### Set exercise
Collect all the lines that mention the word "Versammlungen".

[Records from a collection]

** START **

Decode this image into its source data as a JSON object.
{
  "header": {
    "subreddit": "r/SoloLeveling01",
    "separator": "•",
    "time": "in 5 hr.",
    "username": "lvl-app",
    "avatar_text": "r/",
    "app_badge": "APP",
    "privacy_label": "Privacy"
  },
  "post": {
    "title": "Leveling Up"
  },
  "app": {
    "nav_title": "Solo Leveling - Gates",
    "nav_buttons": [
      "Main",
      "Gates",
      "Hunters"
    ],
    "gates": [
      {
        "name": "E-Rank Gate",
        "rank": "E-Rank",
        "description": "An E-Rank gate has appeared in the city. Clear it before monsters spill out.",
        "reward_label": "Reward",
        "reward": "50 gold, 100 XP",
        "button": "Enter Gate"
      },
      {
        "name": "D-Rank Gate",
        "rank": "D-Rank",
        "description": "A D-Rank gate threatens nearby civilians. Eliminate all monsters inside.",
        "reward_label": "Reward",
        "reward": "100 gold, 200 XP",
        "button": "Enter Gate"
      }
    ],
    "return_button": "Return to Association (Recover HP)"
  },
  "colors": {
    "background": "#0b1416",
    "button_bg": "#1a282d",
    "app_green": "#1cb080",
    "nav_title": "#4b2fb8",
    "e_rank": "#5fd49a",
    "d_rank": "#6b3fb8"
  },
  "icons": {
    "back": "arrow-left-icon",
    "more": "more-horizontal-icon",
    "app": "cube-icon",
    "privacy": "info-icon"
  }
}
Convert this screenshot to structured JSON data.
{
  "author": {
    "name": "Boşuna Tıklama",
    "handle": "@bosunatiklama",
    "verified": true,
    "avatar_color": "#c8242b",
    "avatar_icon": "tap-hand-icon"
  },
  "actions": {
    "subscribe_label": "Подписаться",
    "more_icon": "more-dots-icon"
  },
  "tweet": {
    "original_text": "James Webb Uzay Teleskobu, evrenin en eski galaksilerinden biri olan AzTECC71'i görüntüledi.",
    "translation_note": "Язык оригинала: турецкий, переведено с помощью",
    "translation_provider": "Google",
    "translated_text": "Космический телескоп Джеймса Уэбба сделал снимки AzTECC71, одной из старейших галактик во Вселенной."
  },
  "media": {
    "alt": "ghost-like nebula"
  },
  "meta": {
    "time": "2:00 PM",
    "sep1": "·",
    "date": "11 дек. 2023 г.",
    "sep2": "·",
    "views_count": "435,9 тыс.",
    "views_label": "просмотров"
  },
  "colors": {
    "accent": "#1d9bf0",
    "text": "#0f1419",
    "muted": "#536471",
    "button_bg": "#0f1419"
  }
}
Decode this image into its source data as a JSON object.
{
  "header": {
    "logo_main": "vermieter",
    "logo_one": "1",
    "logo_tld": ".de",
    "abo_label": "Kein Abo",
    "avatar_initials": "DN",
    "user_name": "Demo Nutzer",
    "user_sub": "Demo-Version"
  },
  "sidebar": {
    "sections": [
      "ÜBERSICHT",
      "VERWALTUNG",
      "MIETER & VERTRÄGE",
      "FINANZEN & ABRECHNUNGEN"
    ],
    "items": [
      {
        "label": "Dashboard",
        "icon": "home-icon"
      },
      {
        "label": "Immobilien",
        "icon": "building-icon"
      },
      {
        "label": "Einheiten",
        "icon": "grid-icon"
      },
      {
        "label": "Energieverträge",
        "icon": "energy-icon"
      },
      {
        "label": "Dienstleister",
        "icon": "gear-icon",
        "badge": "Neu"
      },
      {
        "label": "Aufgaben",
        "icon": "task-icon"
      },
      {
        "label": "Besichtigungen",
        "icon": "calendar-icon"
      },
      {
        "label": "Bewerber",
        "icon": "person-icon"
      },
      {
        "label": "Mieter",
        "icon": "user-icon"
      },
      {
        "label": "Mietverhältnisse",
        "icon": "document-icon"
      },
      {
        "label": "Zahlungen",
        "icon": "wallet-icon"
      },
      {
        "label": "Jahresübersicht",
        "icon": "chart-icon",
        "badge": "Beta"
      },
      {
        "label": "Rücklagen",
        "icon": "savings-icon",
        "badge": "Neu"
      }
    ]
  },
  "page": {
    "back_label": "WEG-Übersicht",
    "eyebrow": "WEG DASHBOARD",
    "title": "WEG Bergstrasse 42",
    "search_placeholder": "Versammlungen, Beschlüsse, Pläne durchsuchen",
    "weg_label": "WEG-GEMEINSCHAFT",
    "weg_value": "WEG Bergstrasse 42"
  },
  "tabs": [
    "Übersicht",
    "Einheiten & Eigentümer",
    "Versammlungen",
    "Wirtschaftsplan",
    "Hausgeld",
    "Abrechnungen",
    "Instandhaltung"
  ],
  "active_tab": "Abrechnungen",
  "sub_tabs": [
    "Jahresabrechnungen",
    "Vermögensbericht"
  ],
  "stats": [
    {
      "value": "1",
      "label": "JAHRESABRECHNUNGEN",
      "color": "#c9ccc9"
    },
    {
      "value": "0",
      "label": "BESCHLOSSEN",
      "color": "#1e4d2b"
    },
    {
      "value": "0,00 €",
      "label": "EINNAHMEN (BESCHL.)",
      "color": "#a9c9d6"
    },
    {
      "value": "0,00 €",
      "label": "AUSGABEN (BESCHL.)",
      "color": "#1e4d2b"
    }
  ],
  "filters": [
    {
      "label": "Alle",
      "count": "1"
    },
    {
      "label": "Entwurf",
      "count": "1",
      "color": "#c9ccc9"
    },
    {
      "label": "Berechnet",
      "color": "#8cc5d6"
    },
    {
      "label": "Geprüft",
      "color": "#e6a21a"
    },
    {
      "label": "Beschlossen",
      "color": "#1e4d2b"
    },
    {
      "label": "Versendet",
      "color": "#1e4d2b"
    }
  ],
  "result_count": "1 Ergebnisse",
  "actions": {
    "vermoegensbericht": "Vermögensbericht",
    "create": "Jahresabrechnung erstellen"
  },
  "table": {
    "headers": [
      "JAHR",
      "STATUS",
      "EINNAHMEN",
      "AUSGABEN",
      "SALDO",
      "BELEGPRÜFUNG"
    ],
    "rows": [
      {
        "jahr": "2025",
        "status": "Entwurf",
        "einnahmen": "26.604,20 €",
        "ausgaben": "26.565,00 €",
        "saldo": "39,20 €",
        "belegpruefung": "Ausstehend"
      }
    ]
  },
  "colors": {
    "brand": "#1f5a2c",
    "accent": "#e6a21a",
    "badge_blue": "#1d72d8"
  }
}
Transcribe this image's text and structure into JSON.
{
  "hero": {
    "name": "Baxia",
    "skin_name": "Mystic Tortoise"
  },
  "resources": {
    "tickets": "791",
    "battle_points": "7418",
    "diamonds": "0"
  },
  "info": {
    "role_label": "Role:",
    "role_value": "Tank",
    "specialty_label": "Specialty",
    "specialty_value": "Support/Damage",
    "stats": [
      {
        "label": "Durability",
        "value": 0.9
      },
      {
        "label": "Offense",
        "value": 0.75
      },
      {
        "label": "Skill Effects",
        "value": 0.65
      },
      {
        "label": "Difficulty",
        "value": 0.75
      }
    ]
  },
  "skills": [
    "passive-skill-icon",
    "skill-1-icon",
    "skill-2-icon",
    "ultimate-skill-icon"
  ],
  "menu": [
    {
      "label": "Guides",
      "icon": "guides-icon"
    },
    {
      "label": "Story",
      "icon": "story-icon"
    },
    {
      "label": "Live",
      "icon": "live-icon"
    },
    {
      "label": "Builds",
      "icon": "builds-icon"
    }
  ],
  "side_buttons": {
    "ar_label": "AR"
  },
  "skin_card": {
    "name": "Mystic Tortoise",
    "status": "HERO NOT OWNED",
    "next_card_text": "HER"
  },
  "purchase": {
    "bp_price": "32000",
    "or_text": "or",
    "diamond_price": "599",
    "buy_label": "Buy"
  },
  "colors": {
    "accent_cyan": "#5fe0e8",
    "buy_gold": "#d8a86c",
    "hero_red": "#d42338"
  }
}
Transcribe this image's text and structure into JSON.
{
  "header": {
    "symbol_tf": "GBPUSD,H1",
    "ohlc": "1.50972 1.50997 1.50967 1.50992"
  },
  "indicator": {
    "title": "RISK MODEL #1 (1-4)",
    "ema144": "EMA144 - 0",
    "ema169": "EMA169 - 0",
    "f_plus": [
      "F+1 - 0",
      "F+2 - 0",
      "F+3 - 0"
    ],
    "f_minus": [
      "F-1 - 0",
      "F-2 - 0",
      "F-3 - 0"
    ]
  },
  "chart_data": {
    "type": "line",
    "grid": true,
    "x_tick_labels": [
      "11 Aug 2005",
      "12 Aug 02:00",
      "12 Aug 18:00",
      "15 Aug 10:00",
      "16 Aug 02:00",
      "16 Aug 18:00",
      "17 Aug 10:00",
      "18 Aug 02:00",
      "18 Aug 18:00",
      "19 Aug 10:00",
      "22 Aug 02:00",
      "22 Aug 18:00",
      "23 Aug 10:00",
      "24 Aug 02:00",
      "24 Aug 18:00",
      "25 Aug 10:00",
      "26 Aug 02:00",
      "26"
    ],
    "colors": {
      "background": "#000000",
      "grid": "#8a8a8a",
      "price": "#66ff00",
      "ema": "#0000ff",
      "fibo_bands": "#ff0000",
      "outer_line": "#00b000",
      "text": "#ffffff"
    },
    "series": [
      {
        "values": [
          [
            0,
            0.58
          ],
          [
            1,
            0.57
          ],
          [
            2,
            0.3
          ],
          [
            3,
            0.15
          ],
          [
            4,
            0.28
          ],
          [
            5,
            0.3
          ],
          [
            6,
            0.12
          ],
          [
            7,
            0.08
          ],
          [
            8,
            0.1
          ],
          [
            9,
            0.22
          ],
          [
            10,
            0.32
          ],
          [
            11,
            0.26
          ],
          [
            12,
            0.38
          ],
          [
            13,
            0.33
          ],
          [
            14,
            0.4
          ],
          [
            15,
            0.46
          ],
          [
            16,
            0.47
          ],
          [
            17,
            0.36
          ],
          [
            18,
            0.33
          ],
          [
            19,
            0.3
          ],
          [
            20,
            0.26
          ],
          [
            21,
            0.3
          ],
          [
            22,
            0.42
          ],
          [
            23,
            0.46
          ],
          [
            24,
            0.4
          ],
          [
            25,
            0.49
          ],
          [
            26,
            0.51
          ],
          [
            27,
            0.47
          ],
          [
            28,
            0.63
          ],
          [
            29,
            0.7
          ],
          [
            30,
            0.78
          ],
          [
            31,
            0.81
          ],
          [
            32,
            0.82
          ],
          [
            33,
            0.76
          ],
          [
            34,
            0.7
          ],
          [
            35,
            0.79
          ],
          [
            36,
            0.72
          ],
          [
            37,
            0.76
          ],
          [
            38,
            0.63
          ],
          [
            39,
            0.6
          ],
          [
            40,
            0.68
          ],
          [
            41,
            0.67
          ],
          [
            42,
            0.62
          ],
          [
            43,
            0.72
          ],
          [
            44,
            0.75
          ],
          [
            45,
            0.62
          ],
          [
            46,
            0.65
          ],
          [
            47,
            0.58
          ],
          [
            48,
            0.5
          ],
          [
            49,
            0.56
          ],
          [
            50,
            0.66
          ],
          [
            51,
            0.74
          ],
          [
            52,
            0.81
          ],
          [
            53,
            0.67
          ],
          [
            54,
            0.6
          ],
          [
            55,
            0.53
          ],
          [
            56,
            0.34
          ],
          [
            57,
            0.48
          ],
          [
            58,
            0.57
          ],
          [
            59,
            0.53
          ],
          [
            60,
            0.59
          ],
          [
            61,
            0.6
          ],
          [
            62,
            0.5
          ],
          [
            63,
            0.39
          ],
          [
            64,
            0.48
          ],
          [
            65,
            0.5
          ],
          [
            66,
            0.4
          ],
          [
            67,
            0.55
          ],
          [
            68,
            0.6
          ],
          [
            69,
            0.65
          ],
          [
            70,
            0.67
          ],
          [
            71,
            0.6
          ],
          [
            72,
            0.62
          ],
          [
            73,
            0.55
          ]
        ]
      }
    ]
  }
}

** END **

### The solution
    "search_placeholder": "Versammlungen, Beschlüsse, Pläne durchsuchen",
    "Versammlungen",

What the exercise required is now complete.